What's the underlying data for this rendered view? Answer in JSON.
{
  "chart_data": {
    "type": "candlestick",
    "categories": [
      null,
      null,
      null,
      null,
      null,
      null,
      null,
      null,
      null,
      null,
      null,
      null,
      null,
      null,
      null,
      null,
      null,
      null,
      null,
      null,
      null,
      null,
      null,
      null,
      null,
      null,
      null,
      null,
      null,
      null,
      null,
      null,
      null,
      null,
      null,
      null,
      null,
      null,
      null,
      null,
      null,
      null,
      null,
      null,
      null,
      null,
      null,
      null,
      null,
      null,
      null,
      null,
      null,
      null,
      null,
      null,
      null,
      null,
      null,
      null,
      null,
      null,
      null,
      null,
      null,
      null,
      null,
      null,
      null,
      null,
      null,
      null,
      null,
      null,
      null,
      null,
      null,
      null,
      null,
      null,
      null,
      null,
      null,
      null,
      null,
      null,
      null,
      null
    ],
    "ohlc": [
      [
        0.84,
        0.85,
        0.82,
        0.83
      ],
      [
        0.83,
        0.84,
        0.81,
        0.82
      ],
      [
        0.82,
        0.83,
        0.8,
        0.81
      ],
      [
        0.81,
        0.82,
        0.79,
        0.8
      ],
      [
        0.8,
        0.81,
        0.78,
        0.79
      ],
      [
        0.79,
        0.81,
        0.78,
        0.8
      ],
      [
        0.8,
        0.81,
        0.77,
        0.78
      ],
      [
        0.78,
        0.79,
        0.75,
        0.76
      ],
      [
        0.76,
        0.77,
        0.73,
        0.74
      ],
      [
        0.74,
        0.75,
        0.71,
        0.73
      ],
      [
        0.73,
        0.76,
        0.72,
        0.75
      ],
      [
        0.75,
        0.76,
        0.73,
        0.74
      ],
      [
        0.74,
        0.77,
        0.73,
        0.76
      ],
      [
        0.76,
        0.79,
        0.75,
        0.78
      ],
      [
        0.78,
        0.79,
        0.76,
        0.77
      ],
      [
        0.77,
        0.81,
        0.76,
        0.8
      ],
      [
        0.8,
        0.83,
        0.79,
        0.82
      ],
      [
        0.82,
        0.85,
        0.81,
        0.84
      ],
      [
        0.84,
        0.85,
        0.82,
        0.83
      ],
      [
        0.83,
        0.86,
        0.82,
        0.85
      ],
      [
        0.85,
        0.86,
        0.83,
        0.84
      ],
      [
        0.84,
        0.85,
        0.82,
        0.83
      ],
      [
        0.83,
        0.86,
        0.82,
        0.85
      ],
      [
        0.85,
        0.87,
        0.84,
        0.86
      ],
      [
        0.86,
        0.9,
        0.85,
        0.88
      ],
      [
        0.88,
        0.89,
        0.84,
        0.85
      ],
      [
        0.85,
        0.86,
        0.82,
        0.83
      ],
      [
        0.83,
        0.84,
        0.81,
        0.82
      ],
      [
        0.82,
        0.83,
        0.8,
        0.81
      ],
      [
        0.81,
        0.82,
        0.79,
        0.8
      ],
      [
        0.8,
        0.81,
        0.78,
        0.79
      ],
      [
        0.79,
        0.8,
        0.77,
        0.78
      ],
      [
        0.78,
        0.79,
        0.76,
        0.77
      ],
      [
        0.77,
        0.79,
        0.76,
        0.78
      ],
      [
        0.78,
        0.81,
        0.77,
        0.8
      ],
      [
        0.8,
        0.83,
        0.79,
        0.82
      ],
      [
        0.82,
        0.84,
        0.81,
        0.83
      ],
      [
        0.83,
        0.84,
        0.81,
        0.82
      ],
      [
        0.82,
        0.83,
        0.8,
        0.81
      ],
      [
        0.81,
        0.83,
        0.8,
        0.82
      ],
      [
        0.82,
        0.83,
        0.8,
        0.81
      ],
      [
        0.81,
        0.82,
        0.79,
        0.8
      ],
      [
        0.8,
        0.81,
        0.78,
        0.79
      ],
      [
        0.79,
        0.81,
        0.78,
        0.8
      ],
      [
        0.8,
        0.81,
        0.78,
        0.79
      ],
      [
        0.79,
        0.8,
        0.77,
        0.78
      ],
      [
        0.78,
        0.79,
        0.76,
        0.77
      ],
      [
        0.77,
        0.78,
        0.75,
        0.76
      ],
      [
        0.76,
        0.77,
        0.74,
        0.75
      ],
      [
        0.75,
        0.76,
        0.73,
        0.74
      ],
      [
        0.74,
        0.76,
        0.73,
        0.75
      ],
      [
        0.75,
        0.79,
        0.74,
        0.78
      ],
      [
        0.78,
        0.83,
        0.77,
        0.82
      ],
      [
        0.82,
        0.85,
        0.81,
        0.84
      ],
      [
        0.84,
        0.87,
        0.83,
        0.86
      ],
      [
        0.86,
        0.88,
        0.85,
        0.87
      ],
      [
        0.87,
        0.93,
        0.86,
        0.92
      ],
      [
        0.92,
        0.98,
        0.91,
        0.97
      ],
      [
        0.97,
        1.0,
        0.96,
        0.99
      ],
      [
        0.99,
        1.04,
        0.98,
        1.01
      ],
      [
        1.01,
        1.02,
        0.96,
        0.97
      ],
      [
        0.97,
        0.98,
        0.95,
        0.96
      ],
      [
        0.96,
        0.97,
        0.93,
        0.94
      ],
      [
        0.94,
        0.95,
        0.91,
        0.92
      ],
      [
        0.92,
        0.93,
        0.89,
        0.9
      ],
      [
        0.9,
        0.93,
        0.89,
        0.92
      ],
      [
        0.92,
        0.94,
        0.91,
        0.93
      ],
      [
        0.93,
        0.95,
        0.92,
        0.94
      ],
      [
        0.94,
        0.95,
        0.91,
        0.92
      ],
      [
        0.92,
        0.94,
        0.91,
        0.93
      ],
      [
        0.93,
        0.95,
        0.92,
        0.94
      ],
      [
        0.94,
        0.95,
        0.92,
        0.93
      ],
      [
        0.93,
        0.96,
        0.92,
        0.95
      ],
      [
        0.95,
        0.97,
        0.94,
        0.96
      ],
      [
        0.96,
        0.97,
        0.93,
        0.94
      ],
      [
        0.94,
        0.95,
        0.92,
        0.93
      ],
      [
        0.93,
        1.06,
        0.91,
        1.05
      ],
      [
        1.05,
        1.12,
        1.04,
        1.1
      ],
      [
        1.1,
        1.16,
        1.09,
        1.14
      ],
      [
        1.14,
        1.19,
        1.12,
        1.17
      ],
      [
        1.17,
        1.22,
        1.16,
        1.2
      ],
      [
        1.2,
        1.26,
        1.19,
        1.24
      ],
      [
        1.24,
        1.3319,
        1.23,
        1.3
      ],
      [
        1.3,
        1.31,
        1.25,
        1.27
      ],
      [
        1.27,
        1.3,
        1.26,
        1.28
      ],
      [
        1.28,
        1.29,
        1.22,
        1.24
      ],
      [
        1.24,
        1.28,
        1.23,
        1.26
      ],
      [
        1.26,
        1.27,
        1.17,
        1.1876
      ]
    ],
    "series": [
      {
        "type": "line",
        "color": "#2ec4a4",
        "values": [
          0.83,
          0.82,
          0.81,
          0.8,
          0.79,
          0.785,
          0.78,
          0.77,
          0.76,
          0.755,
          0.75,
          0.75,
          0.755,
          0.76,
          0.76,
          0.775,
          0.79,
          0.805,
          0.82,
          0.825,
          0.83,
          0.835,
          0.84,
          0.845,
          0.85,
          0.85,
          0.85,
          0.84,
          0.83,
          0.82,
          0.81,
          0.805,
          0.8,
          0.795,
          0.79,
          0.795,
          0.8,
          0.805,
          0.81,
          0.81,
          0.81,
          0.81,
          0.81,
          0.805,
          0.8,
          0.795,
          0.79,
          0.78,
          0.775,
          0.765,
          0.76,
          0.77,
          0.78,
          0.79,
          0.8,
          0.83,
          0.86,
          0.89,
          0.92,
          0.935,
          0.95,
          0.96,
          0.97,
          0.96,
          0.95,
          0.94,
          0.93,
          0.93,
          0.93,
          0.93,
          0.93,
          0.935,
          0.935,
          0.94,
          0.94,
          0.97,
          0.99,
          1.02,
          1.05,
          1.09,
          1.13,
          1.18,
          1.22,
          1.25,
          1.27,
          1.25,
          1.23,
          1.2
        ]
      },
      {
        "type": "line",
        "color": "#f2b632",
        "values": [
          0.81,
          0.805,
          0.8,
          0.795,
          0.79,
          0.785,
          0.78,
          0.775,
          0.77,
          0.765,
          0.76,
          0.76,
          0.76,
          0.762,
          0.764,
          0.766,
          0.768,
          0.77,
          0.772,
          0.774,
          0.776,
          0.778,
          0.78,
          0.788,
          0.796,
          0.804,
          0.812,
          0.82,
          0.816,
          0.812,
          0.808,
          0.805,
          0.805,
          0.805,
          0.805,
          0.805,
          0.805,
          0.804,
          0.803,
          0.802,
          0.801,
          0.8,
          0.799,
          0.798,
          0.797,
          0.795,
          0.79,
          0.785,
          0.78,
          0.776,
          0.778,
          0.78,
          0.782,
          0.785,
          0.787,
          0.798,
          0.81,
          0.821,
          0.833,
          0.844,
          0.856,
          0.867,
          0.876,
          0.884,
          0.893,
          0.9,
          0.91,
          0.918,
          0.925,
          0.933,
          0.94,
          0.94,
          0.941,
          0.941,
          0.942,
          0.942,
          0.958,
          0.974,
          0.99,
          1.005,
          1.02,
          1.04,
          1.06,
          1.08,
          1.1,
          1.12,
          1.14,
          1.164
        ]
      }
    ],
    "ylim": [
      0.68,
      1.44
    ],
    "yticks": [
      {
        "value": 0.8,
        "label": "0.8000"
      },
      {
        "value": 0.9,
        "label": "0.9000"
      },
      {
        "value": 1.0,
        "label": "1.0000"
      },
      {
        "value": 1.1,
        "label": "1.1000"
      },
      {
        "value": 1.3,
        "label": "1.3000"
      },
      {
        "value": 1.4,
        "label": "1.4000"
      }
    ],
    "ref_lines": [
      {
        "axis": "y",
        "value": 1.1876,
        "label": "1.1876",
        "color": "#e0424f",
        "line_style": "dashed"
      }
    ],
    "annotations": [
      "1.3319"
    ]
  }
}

--------------------------------------------------

WHAT YOU SHOULD DO:
Tally up the lines in the records containing the word "label", then give the count and nothing else.

COMPLETED EXERCISE:
7